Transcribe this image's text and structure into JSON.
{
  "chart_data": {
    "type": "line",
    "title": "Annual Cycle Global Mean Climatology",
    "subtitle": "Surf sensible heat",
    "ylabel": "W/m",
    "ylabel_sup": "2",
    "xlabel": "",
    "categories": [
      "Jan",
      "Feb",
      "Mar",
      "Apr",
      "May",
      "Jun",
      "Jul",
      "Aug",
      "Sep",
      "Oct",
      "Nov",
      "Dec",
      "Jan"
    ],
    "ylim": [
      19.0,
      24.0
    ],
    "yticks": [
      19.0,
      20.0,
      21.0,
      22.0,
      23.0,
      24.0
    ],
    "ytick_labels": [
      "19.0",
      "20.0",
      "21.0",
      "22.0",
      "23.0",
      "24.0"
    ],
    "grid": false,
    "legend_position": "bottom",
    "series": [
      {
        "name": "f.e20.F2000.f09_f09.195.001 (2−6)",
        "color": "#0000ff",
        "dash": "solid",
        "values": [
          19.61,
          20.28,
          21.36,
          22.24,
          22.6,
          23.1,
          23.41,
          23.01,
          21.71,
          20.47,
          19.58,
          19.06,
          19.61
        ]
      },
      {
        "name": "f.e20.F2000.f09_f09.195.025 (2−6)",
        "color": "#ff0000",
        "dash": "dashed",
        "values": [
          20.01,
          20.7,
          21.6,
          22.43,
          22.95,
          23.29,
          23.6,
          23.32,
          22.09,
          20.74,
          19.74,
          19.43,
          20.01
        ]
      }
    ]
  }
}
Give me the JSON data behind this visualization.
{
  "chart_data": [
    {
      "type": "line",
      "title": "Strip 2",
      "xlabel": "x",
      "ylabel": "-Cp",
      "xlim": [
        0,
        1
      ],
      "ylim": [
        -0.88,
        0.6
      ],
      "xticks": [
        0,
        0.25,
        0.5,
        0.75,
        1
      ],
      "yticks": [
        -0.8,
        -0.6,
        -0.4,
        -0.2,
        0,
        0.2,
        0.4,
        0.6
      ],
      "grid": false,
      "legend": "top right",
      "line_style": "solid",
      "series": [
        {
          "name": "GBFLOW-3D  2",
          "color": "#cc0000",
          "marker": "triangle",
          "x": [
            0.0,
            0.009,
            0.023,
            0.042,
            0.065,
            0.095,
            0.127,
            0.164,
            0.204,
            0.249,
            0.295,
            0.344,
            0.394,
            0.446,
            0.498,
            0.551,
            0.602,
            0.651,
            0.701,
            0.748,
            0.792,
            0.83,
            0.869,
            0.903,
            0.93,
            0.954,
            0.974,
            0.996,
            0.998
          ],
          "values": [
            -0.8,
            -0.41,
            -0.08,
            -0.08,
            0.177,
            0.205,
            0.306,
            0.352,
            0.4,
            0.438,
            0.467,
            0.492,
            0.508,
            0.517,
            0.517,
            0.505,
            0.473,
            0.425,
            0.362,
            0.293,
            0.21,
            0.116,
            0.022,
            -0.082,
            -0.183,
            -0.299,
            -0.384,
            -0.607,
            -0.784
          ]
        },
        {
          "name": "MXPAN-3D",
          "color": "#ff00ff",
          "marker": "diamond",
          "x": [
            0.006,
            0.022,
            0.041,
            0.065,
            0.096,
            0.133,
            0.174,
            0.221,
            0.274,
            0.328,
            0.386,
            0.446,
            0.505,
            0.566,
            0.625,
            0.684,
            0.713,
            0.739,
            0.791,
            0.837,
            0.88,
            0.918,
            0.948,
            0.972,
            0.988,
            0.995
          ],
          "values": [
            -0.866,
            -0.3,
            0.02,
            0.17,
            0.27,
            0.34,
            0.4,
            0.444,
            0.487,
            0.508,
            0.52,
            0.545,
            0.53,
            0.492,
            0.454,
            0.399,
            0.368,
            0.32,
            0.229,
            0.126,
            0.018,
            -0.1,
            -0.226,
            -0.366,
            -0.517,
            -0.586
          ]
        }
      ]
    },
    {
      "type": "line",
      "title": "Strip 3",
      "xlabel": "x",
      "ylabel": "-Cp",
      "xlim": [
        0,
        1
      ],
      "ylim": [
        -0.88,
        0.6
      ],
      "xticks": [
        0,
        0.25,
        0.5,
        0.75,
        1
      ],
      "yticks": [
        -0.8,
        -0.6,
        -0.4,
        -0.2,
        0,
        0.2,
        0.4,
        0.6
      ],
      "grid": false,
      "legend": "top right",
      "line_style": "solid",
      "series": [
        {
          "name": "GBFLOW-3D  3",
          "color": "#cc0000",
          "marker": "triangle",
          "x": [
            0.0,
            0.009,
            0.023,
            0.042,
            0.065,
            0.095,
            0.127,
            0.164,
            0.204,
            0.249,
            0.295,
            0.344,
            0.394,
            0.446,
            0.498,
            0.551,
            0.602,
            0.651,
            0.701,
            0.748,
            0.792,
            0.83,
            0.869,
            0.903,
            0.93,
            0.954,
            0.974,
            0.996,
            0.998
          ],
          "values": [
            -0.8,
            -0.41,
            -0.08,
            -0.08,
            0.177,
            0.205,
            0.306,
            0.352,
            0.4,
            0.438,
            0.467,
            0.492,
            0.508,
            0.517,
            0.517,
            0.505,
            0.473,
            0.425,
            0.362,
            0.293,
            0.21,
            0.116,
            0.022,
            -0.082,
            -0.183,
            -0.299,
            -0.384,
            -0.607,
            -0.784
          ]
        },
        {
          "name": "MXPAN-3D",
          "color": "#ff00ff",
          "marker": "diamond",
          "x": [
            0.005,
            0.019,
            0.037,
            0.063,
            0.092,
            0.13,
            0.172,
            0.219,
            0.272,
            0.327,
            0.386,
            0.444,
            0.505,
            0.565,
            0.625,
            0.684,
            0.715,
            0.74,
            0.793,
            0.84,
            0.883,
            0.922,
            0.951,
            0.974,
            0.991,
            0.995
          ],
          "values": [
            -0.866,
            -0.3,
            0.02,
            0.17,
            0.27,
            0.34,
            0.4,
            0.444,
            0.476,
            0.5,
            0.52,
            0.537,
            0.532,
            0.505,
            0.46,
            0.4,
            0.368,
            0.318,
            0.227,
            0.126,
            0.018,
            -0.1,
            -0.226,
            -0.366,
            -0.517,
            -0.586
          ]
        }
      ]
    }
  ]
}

● TASK: Quote every line of the data, word for word.

● THE REPLY:
Transcribe this image's text and structure into JSON.
{
  "chart_data": {
    "type": "line",
    "title": "Annual Cycle Global Mean Climatology",
    "subtitle": "Surf sensible heat",
    "ylabel": "W/m",
    "ylabel_sup": "2",
    "xlabel": "",
    "categories": [
      "Jan",
      "Feb",
      "Mar",
      "Apr",
      "May",
      "Jun",
      "Jul",
      "Aug",
      "Sep",
      "Oct",
      "Nov",
      "Dec",
      "Jan"
    ],
    "ylim": [
      19.0,
      24.0
    ],
    "yticks": [
      19.0,
      20.0,
      21.0,
      22.0,
      23.0,
      24.0
    ],
    "ytick_labels": [
      "19.0",
      "20.0",
      "21.0",
      "22.0",
      "23.0",
      "24.0"
    ],
    "grid": false,
    "legend_position": "bottom",
    "series": [
      {
        "name": "f.e20.F2000.f09_f09.195.001 (2−6)",
        "color": "#0000ff",
        "dash": "solid",
        "values": [
          19.61,
          20.28,
          21.36,
          22.24,
          22.6,
          23.1,
          23.41,
          23.01,
          21.71,
          20.47,
          19.58,
          19.06,
          19.61
        ]
      },
      {
        "name": "f.e20.F2000.f09_f09.195.025 (2−6)",
        "color": "#ff0000",
        "dash": "dashed",
        "values": [
          20.01,
          20.7,
          21.6,
          22.43,
          22.95,
          23.29,
          23.6,
          23.32,
          22.09,
          20.74,
          19.74,
          19.43,
          20.01
        ]
      }
    ]
  }
}
Give me the JSON data behind this visualization.
{
  "chart_data": [
    {
      "type": "line",
      "title": "Strip 2",
      "xlabel": "x",
      "ylabel": "-Cp",
      "xlim": [
        0,
        1
      ],
      "ylim": [
        -0.88,
        0.6
      ],
      "xticks": [
        0,
        0.25,
        0.5,
        0.75,
        1
      ],
      "yticks": [
        -0.8,
        -0.6,
        -0.4,
        -0.2,
        0,
        0.2,
        0.4,
        0.6
      ],
      "grid": false,
      "legend": "top right",
      "line_style": "solid",
      "series": [
        {
          "name": "GBFLOW-3D  2",
          "color": "#cc0000",
          "marker": "triangle",
          "x": [
            0.0,
            0.009,
            0.023,
            0.042,
            0.065,
            0.095,
            0.127,
            0.164,
            0.204,
            0.249,
            0.295,
            0.344,
            0.394,
            0.446,
            0.498,
            0.551,
            0.602,
            0.651,
            0.701,
            0.748,
            0.792,
            0.83,
            0.869,
            0.903,
            0.93,
            0.954,
            0.974,
            0.996,
            0.998
          ],
          "values": [
            -0.8,
            -0.41,
            -0.08,
            -0.08,
            0.177,
            0.205,
            0.306,
            0.352,
            0.4,
            0.438,
            0.467,
            0.492,
            0.508,
            0.517,
            0.517,
            0.505,
            0.473,
            0.425,
            0.362,
            0.293,
            0.21,
            0.116,
            0.022,
            -0.082,
            -0.183,
            -0.299,
            -0.384,
            -0.607,
            -0.784
          ]
        },
        {
          "name": "MXPAN-3D",
          "color": "#ff00ff",
          "marker": "diamond",
          "x": [
            0.006,
            0.022,
            0.041,
            0.065,
            0.096,
            0.133,
            0.174,
            0.221,
            0.274,
            0.328,
            0.386,
            0.446,
            0.505,
            0.566,
            0.625,
            0.684,
            0.713,
            0.739,
            0.791,
            0.837,
            0.88,
            0.918,
            0.948,
            0.972,
            0.988,
            0.995
          ],
          "values": [
            -0.866,
            -0.3,
            0.02,
            0.17,
            0.27,
            0.34,
            0.4,
            0.444,
            0.487,
            0.508,
            0.52,
            0.545,
            0.53,
            0.492,
            0.454,
            0.399,
            0.368,
            0.32,
            0.229,
            0.126,
            0.018,
            -0.1,
            -0.226,
            -0.366,
            -0.517,
            -0.586
          ]
        }
      ]
    },
    {
      "type": "line",
      "title": "Strip 3",
      "xlabel": "x",
      "ylabel": "-Cp",
      "xlim": [
        0,
        1
      ],
      "ylim": [
        -0.88,
        0.6
      ],
      "xticks": [
        0,
        0.25,
        0.5,
        0.75,
        1
      ],
      "yticks": [
        -0.8,
        -0.6,
        -0.4,
        -0.2,
        0,
        0.2,
        0.4,
        0.6
      ],
      "grid": false,
      "legend": "top right",
      "line_style": "solid",
      "series": [
        {
          "name": "GBFLOW-3D  3",
          "color": "#cc0000",
          "marker": "triangle",
          "x": [
            0.0,
            0.009,
            0.023,
            0.042,
            0.065,
            0.095,
            0.127,
            0.164,
            0.204,
            0.249,
            0.295,
            0.344,
            0.394,
            0.446,
            0.498,
            0.551,
            0.602,
            0.651,
            0.701,
            0.748,
            0.792,
            0.83,
            0.869,
            0.903,
            0.93,
            0.954,
            0.974,
            0.996,
            0.998
          ],
          "values": [
            -0.8,
            -0.41,
            -0.08,
            -0.08,
            0.177,
            0.205,
            0.306,
            0.352,
            0.4,
            0.438,
            0.467,
            0.492,
            0.508,
            0.517,
            0.517,
            0.505,
            0.473,
            0.425,
            0.362,
            0.293,
            0.21,
            0.116,
            0.022,
            -0.082,
            -0.183,
            -0.299,
            -0.384,
            -0.607,
            -0.784
          ]
        },
        {
          "name": "MXPAN-3D",
          "color": "#ff00ff",
          "marker": "diamond",
          "x": [
            0.005,
            0.019,
            0.037,
            0.063,
            0.092,
            0.13,
            0.172,
            0.219,
            0.272,
            0.327,
            0.386,
            0.444,
            0.505,
            0.565,
            0.625,
            0.684,
            0.715,
            0.74,
            0.793,
            0.84,
            0.883,
            0.922,
            0.951,
            0.974,
            0.991,
            0.995
          ],
          "values": [
            -0.866,
            -0.3,
            0.02,
            0.17,
            0.27,
            0.34,
            0.4,
            0.444,
            0.476,
            0.5,
            0.52,
            0.537,
            0.532,
            0.505,
            0.46,
            0.4,
            0.368,
            0.318,
            0.227,
            0.126,
            0.018,
            -0.1,
            -0.226,
            -0.366,
            -0.517,
            -0.586
          ]
        }
      ]
    }
  ]
}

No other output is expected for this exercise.